--- BEGIN Input for this task ---

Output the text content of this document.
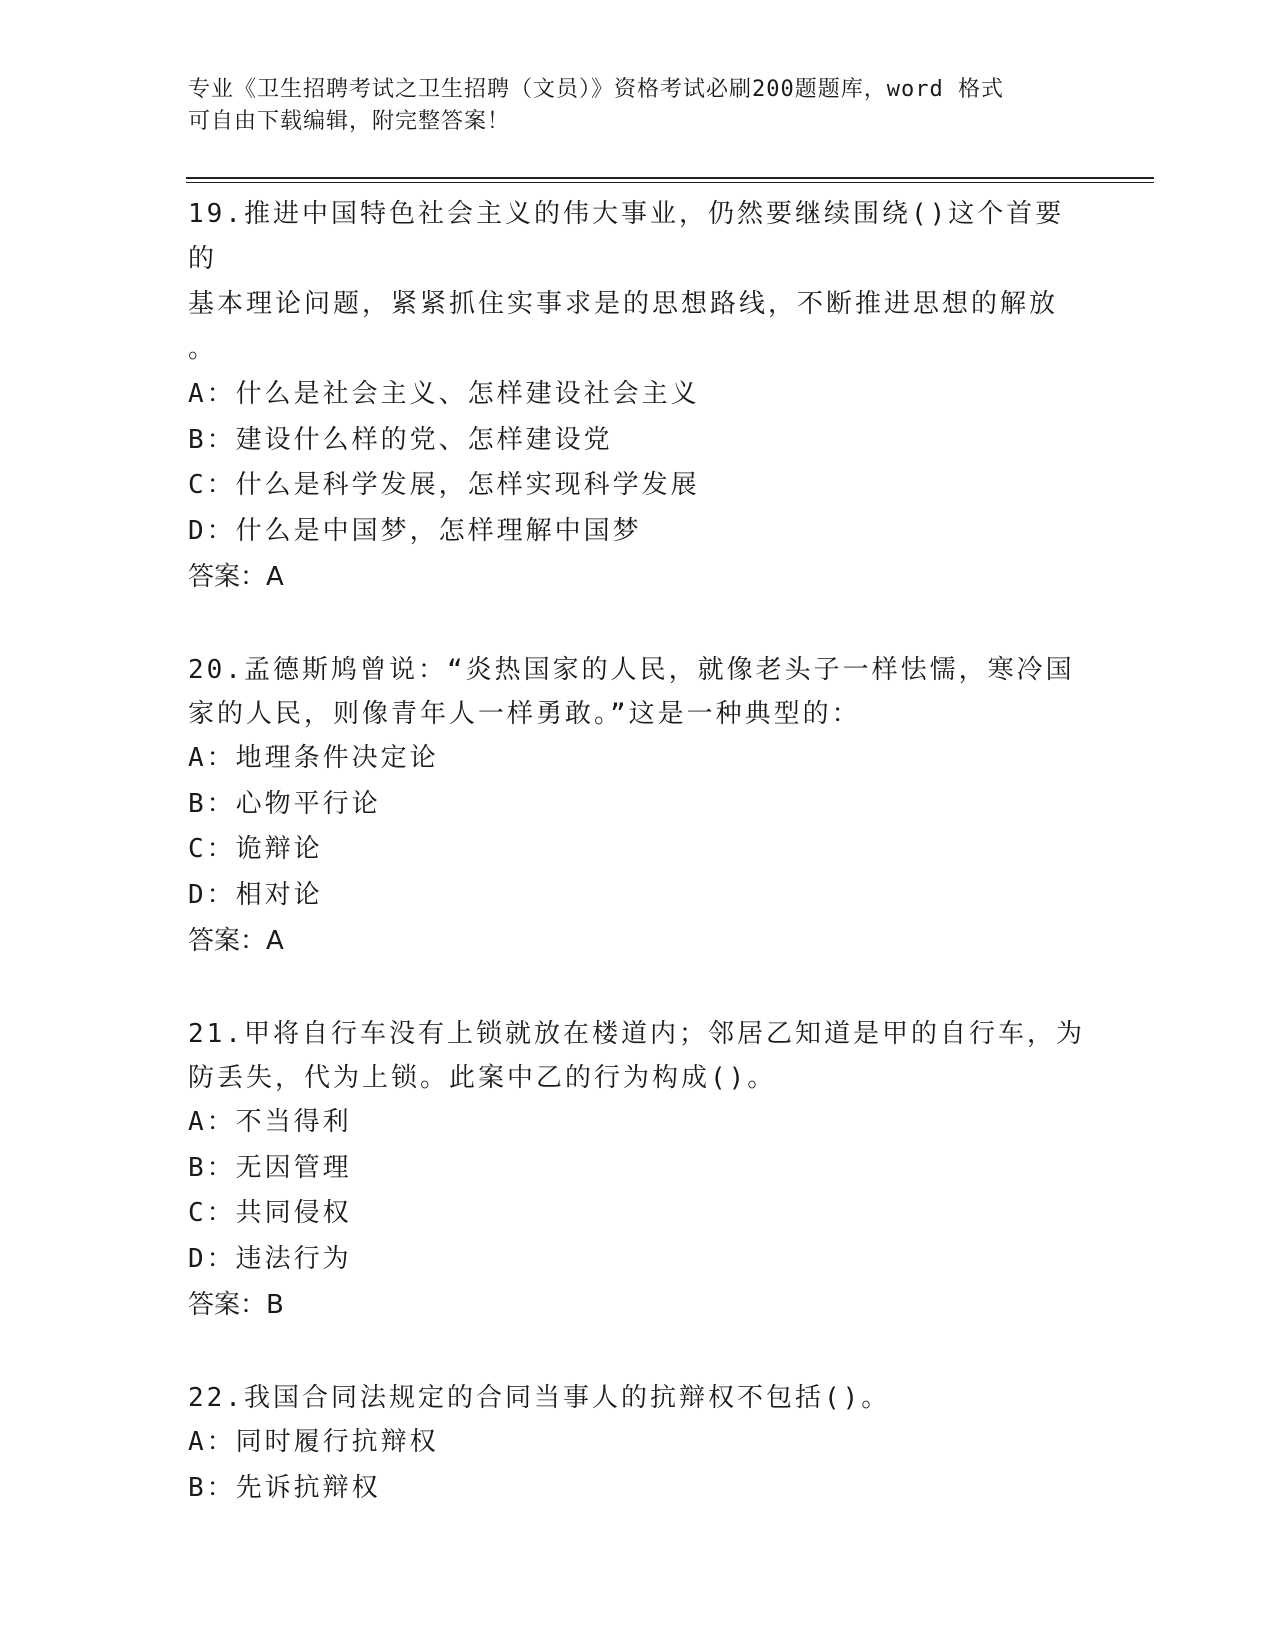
专业《卫生招聘考试之卫生招聘（文员）》资格考试必刷200题题库，word 格式
可自由下载编辑，附完整答案！

19.推进中国特色社会主义的伟大事业，仍然要继续围绕()这个首要的

基本理论问题，紧紧抓住实事求是的思想路线，不断推进思想的解放

。

A：什么是社会主义、怎样建设社会主义

B：建设什么样的党、怎样建设党

C：什么是科学发展，怎样实现科学发展

D：什么是中国梦，怎样理解中国梦

答案：A

20.孟德斯鸠曾说：“炎热国家的人民，就像老头子一样怯懦，寒冷国

家的人民，则像青年人一样勇敢。”这是一种典型的：

A：地理条件决定论

B：心物平行论

C：诡辩论

D：相对论

答案：A

21.甲将自行车没有上锁就放在楼道内；邻居乙知道是甲的自行车，为

防丢失，代为上锁。此案中乙的行为构成()。

A：不当得利

B：无因管理

C：共同侵权

D：违法行为

答案：B

22.我国合同法规定的合同当事人的抗辩权不包括()。

A：同时履行抗辩权

B：先诉抗辩权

--- END Input for this task ---

▶ [To be done]
Would you return the data exactly as written, without the pictures?

▶ [Result]
Output the text content of this document.
专业《卫生招聘考试之卫生招聘（文员）》资格考试必刷200题题库，word 格式
可自由下载编辑，附完整答案！

19.推进中国特色社会主义的伟大事业，仍然要继续围绕()这个首要的

基本理论问题，紧紧抓住实事求是的思想路线，不断推进思想的解放

。

A：什么是社会主义、怎样建设社会主义

B：建设什么样的党、怎样建设党

C：什么是科学发展，怎样实现科学发展

D：什么是中国梦，怎样理解中国梦

答案：A

20.孟德斯鸠曾说：“炎热国家的人民，就像老头子一样怯懦，寒冷国

家的人民，则像青年人一样勇敢。”这是一种典型的：

A：地理条件决定论

B：心物平行论

C：诡辩论

D：相对论

答案：A

21.甲将自行车没有上锁就放在楼道内；邻居乙知道是甲的自行车，为

防丢失，代为上锁。此案中乙的行为构成()。

A：不当得利

B：无因管理

C：共同侵权

D：违法行为

答案：B

22.我国合同法规定的合同当事人的抗辩权不包括()。

A：同时履行抗辩权

B：先诉抗辩权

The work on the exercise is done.